WHAT NEEDS TO BE DONE –
Please answer from the bereavement text: in the case of sufferers from cancer, what often obscures the loss?

*** READING TEXT Section Begins ***

This is the business in hand. I am to draw myself out of the depths, to overcome the centralizing, egotizing effects of physical and mental pain, in order by my effort to make those around me realize the intensity with which I feel my interrelatedness with them, and thereby to reveal to them the same spiritual power in themselves. Plans for the future education of the children, counsels of peace, by way of anticipation for the too lonely hours that await the most loving and the most beloved,—these things have value chiefly in so far as they are insignificant of the indissoluble interlacing of life with life.[47]
CHAPTER III
BEREAVEMENT
When we reflect on what actually happens in cases of bereavement, we shall find great diversity in different situations. It may be that the deceased person has led a worthless life, and that the grave is allowed to close over him without much regret. Nevertheless, the honor due to worth that never appeared in him ought to be shown. In the worst cases we may not treat human beings like animals. Besides, there are generally one or more persons who seem to have an unreasoning natural affection for the wretched being, and so he does not go wholly without the tribute of tears. Others, like sufferers from cancer, pass through days, weeks, months of acute pain before they die. In their case it is said that death comes as a relief, and often the final relief from the suffering obscures the loss.
Again, in most men’s lives there is an upper and an under side. Though the public career of statesmen, poets, artists may be dazzling, yet their faults or obliquities are probably well enough known to those who have seen them at close range. Obituaries are seldom truthful. Sometimes, however, the reverse happens; men whose names are held up to public obloquy are not always as black as they are painted. Their worst side becomes known to the public, yet they sometimes possess wonderfully fine traits.
Very pathetic is the mourning for a baby, and its unfulfilled promise, or for a defective child, long a burden, yet strangely grieved for when its feeble little flame of life is extinguished.

*** READING TEXT Section Ends ***
*** GIVEN INFORMATION Section Begins ***

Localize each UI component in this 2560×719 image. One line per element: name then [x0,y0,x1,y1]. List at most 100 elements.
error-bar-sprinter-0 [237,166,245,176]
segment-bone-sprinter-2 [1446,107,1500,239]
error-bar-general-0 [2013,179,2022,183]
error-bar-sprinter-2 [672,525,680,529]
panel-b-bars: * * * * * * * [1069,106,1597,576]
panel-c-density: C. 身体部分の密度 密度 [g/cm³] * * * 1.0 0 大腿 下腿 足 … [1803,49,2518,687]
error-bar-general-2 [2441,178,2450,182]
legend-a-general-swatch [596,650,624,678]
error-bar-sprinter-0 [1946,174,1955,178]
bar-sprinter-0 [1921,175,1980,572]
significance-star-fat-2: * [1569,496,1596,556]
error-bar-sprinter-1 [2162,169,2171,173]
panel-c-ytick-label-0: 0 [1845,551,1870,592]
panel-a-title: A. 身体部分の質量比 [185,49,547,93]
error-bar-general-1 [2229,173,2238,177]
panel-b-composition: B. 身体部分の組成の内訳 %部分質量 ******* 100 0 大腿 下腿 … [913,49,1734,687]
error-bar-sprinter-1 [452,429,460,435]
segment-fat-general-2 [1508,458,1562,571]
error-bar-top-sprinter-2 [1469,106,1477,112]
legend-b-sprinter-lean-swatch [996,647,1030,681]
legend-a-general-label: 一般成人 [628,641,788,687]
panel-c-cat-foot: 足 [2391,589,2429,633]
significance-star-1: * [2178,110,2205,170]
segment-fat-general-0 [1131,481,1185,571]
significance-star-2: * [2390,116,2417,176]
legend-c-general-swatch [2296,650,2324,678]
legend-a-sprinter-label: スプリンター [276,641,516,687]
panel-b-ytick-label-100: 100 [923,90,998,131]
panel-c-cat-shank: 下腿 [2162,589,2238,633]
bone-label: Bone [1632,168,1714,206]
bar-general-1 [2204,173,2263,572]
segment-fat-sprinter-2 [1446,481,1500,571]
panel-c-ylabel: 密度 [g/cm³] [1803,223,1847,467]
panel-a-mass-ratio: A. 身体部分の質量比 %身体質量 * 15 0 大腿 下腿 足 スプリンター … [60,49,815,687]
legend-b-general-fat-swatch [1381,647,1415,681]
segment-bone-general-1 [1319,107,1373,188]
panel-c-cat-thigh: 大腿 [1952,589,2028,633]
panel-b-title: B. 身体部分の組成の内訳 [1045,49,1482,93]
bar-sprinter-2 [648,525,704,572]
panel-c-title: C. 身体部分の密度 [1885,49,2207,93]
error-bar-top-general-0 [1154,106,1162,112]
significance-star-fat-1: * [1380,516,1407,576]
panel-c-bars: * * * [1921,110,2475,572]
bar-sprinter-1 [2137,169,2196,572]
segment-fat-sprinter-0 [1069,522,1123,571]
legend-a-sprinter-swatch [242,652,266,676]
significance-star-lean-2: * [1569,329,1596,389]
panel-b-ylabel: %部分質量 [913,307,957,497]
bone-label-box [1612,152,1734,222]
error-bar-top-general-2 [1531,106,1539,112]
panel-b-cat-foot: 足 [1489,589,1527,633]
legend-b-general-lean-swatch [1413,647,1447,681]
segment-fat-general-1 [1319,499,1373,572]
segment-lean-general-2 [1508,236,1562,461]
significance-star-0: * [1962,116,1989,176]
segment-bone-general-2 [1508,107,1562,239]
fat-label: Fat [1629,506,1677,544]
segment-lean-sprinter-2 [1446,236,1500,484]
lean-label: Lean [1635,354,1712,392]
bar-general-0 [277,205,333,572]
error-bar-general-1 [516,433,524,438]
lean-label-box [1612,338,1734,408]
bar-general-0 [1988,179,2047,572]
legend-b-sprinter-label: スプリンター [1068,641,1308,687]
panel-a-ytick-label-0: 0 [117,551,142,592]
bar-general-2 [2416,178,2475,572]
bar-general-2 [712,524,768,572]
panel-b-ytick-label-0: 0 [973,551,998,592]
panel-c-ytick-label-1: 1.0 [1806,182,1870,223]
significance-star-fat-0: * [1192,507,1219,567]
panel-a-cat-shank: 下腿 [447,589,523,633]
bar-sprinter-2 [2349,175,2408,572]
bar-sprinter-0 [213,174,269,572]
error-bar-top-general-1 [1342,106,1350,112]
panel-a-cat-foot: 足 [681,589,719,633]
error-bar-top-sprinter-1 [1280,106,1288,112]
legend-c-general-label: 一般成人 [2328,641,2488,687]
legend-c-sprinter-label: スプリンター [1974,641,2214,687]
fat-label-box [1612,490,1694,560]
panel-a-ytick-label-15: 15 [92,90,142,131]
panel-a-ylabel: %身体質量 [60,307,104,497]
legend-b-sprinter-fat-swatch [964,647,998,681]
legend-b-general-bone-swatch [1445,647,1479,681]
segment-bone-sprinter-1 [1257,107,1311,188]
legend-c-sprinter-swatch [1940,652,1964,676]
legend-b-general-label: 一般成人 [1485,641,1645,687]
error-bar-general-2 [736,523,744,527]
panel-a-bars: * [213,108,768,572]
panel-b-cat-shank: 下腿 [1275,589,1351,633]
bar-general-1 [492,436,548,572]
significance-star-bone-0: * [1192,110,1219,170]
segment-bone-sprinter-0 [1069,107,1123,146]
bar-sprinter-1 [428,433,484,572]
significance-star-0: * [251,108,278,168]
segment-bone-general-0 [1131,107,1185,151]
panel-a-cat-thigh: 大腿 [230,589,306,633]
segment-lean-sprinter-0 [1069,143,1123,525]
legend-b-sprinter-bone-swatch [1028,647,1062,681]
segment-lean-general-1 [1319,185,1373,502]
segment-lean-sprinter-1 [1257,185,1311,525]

*** GIVEN INFORMATION Section Ends ***

FINISHED EXERCISE –
The final relief from the suffering often obscures the loss.